Transcribe the data in full and exactly, omitting any pictures.

++++ Recorded information

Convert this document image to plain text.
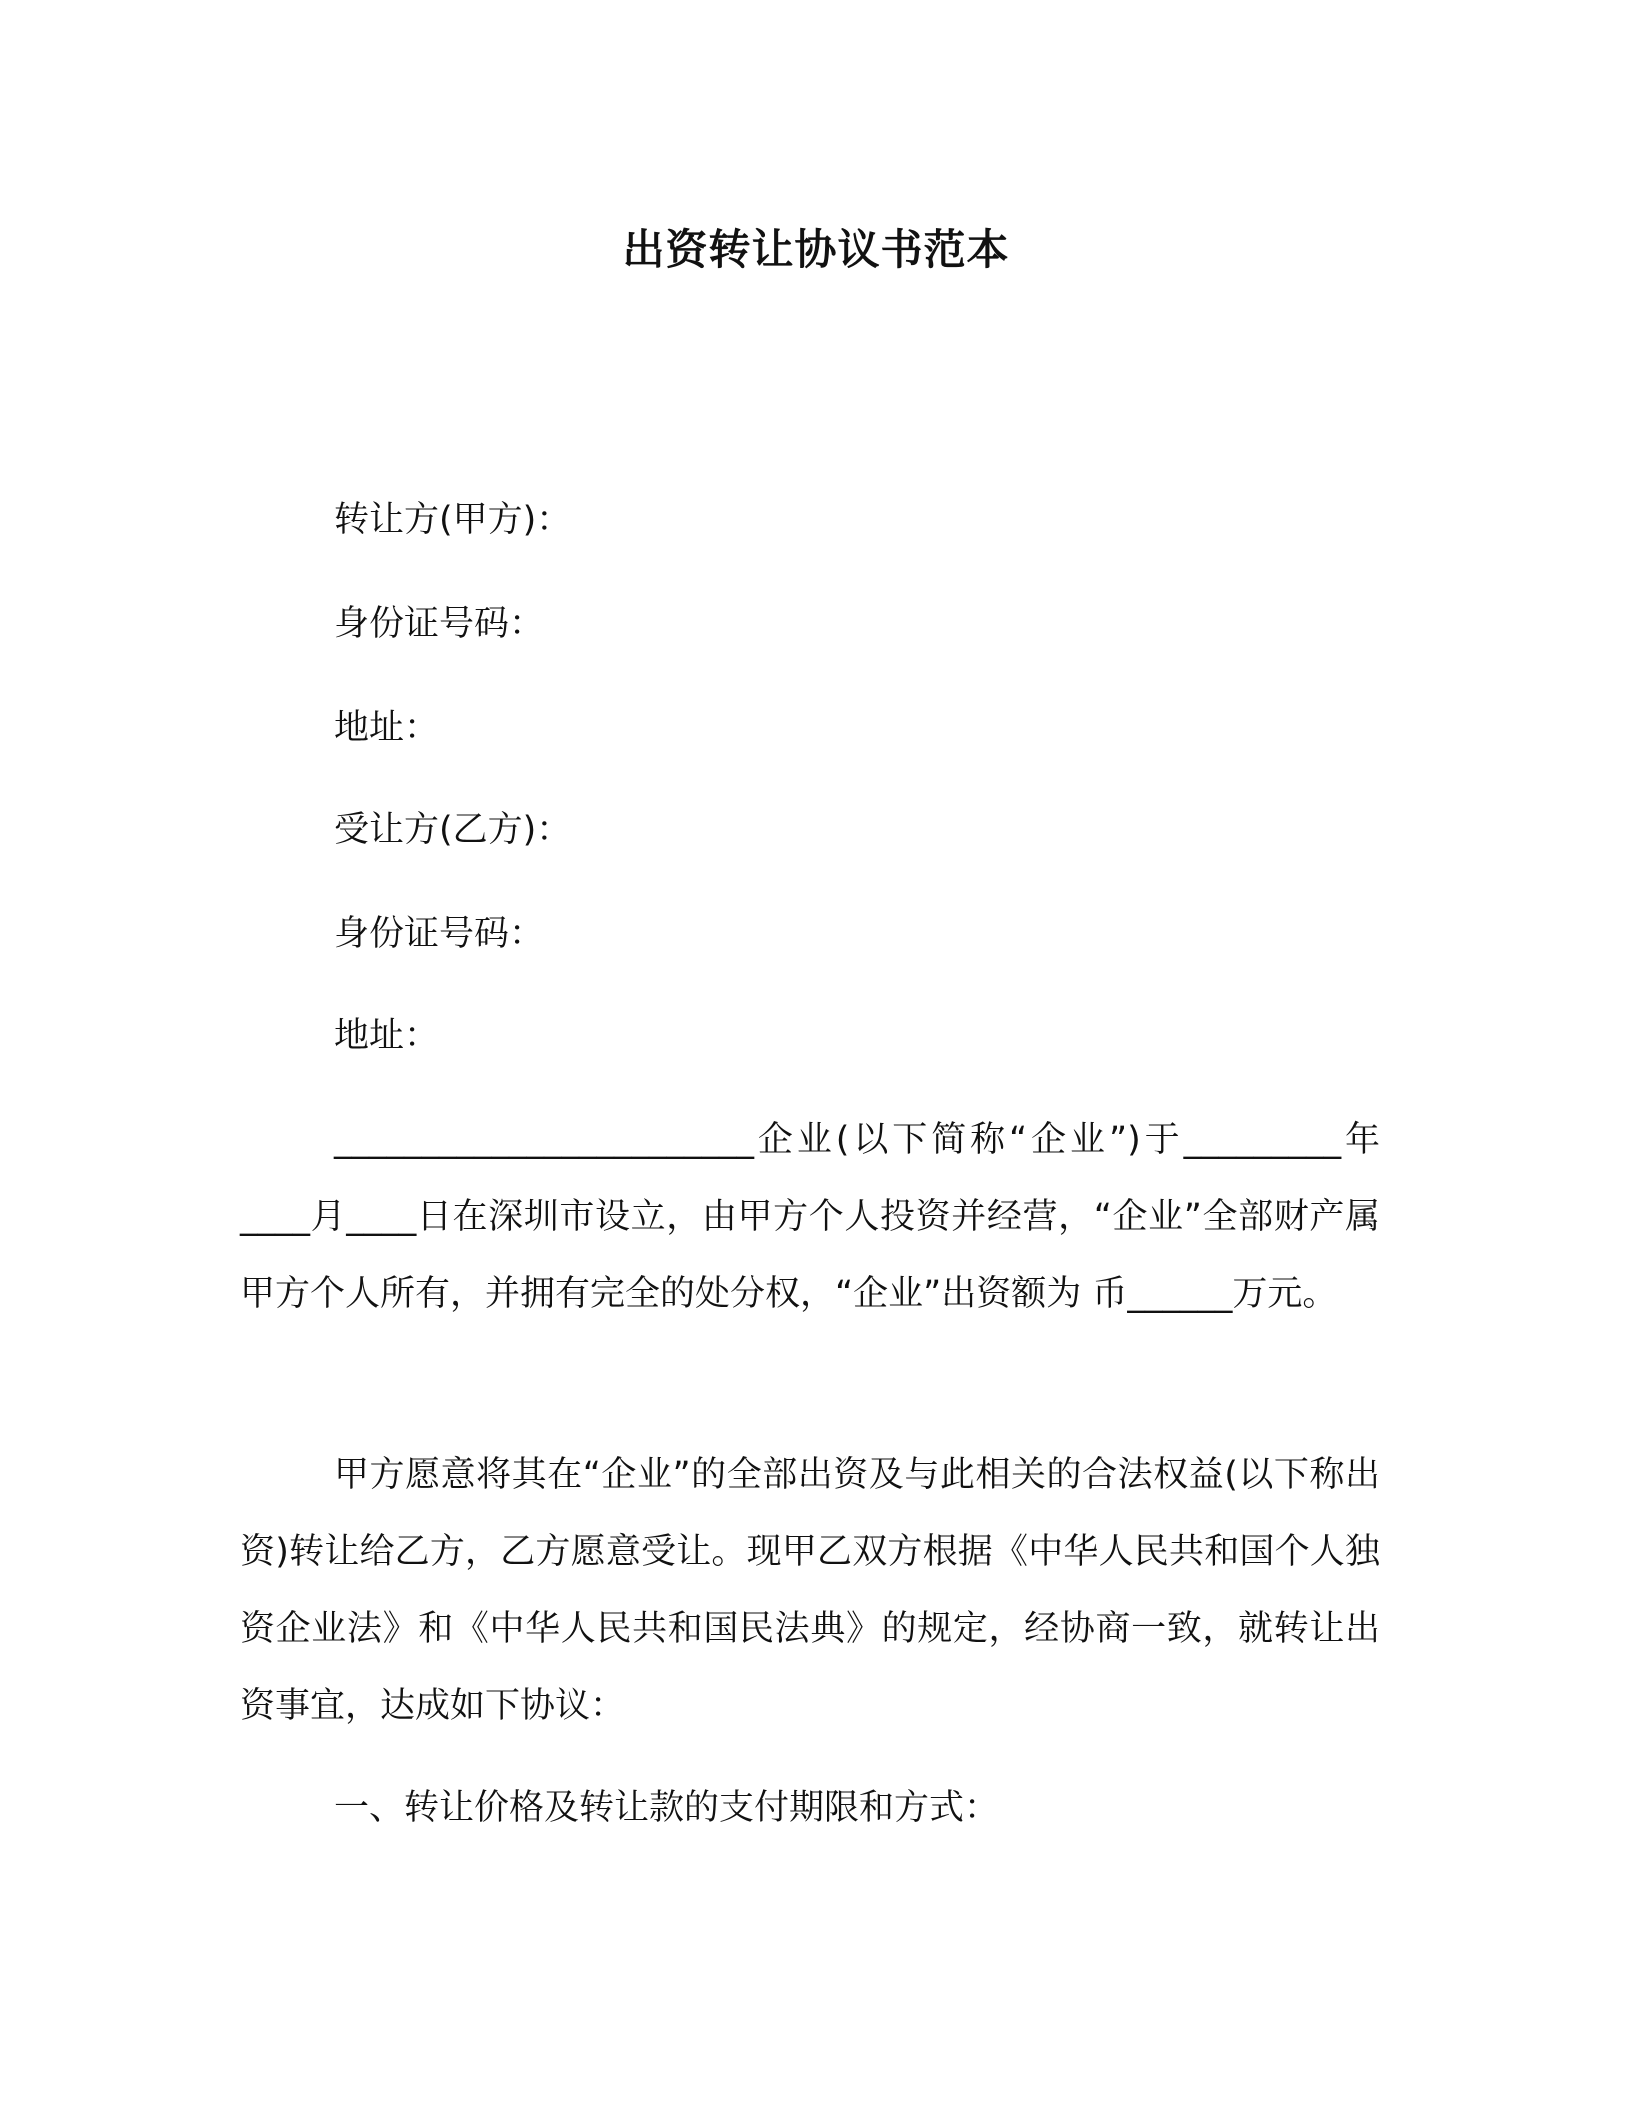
出资转让协议书范本
转让方(甲方)：
身份证号码：
地址：
受让方(乙方)：
身份证号码：
地址：
________________________企业(以下简称“企业”)于_________年____月____日在深圳市设立，由甲方个人投资并经营，“企业”全部财产属甲方个人所有，并拥有完全的处分权，“企业”出资额为 币______万元。
甲方愿意将其在“企业”的全部出资及与此相关的合法权益(以下称出资)转让给乙方，乙方愿意受让。现甲乙双方根据《中华人民共和国个人独资企业法》和《中华人民共和国民法典》的规定，经协商一致，就转让出资事宜，达成如下协议：
一、转让价格及转让款的支付期限和方式：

++++++++

◆ Answer to the exercise ◆
Convert this document image to plain text.
出资转让协议书范本
转让方(甲方)：
身份证号码：
地址：
受让方(乙方)：
身份证号码：
地址：
________________________企业(以下简称“企业”)于_________年____月____日在深圳市设立，由甲方个人投资并经营，“企业”全部财产属甲方个人所有，并拥有完全的处分权，“企业”出资额为 币______万元。
甲方愿意将其在“企业”的全部出资及与此相关的合法权益(以下称出资)转让给乙方，乙方愿意受让。现甲乙双方根据《中华人民共和国个人独资企业法》和《中华人民共和国民法典》的规定，经协商一致，就转让出资事宜，达成如下协议：
一、转让价格及转让款的支付期限和方式：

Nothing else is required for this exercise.